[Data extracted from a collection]
-- Begin --
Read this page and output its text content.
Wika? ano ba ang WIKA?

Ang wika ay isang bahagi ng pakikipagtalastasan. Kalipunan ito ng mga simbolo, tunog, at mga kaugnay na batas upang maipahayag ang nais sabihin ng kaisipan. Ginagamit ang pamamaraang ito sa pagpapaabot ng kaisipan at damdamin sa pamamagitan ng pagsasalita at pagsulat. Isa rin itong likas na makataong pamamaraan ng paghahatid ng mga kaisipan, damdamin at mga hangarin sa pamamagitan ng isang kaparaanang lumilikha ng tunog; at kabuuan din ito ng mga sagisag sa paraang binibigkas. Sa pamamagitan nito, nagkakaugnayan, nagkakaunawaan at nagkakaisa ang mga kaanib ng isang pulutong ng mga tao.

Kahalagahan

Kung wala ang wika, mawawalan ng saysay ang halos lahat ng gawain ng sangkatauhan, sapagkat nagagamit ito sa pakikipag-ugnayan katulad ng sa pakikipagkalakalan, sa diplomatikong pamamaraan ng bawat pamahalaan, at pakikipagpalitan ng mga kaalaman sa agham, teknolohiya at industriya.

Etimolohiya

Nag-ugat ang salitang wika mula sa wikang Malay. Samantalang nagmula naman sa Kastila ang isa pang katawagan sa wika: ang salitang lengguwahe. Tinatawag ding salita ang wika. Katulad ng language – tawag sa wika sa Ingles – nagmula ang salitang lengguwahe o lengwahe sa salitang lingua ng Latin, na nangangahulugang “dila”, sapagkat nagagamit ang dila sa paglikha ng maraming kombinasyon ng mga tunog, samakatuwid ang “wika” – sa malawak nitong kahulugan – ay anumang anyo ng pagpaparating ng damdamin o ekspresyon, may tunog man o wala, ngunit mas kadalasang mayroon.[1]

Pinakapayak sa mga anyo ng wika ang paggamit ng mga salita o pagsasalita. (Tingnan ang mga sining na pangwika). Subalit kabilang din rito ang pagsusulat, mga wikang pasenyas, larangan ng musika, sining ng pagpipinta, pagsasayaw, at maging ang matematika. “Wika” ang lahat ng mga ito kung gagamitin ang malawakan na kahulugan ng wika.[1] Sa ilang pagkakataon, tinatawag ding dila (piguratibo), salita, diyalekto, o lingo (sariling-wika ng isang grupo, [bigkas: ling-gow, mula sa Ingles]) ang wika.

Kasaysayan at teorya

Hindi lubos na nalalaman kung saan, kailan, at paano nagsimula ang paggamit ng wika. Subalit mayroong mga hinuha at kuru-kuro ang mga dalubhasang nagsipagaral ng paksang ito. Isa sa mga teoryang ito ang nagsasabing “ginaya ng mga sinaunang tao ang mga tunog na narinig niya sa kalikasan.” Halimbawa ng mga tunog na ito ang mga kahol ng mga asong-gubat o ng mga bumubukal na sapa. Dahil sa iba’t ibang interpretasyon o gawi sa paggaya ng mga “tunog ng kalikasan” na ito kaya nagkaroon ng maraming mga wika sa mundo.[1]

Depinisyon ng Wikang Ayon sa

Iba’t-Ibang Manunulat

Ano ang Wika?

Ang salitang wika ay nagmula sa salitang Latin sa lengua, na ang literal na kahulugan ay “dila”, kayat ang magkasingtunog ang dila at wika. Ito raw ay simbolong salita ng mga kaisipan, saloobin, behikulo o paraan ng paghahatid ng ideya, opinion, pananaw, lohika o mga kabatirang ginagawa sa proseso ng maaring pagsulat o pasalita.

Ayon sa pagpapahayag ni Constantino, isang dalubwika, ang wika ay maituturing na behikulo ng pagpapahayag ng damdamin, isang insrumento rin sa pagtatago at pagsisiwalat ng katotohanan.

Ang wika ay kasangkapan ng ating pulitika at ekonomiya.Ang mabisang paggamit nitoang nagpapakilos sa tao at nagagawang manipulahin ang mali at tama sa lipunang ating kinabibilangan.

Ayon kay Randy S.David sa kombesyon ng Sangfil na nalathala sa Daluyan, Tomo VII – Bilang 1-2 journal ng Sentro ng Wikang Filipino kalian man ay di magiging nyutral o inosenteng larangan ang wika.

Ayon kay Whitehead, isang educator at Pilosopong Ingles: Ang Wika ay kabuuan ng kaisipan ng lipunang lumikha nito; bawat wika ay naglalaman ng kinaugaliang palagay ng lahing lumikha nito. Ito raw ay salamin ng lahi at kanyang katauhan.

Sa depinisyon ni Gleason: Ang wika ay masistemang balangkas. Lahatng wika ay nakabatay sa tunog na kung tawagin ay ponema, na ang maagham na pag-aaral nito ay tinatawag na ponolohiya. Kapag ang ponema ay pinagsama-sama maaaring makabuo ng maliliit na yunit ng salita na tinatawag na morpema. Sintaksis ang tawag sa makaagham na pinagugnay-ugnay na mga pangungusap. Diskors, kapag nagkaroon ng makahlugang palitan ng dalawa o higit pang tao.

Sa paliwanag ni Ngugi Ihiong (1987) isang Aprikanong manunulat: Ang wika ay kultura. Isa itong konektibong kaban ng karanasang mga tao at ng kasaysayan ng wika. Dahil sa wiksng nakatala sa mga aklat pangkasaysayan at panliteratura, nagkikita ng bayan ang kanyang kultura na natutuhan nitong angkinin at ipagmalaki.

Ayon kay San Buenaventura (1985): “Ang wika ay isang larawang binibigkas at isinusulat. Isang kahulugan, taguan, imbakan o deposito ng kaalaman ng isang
-- End --
-- Begin --
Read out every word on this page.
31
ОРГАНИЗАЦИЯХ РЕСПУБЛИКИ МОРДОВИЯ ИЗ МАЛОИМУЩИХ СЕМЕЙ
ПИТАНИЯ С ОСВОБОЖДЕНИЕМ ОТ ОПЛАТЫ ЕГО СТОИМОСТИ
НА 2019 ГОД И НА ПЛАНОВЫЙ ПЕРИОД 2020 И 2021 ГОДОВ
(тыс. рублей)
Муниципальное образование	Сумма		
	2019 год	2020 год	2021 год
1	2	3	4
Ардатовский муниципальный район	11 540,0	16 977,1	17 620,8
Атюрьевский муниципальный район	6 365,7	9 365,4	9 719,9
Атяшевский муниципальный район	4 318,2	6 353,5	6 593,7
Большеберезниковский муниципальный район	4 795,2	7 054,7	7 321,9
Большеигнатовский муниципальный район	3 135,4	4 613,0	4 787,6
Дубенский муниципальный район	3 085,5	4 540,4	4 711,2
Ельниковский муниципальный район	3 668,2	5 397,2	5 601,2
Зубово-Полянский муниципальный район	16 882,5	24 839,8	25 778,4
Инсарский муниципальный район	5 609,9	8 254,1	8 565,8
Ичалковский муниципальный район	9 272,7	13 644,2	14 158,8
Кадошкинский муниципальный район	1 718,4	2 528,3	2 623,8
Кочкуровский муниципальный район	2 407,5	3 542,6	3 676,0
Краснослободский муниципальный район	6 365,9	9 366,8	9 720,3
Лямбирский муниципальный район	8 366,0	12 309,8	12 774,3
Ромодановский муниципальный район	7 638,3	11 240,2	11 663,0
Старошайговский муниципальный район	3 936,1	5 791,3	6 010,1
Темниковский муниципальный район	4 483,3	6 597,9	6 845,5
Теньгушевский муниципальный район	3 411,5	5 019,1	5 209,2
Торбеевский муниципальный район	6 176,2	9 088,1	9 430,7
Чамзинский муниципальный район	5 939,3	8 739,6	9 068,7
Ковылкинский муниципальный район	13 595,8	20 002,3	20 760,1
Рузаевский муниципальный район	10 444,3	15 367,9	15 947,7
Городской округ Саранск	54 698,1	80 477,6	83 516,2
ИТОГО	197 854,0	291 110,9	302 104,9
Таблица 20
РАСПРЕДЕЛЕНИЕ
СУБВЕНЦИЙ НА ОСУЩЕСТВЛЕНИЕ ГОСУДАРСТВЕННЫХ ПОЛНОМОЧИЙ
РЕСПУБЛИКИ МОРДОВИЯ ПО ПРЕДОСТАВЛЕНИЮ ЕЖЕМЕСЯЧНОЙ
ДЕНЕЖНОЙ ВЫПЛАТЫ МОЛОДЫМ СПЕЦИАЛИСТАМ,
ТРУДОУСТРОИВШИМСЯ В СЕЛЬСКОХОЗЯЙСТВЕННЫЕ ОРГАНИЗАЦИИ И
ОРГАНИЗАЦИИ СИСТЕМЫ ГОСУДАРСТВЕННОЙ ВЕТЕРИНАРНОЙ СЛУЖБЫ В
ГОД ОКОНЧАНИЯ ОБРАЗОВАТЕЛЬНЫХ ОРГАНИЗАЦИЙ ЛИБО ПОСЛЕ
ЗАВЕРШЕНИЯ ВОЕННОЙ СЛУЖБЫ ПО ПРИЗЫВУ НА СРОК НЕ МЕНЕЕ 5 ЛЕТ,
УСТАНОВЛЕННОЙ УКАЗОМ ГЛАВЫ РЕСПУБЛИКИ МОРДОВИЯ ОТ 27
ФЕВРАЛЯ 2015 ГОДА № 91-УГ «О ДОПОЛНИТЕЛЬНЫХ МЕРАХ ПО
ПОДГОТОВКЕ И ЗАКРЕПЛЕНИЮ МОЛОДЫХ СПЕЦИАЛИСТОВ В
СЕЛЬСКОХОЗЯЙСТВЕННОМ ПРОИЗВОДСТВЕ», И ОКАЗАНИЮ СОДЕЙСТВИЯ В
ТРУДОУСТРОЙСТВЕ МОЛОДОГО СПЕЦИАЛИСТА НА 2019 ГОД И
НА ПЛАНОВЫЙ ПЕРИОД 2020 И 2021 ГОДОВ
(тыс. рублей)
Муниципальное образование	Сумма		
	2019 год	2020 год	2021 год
-- End --
*Task goal*:
Point out every line holding the string "ГОДОВ" and copy it.

*Answer to the task*:
НА 2019 ГОД И НА ПЛАНОВЫЙ ПЕРИОД 2020 И 2021 ГОДОВ
НА ПЛАНОВЫЙ ПЕРИОД 2020 И 2021 ГОДОВ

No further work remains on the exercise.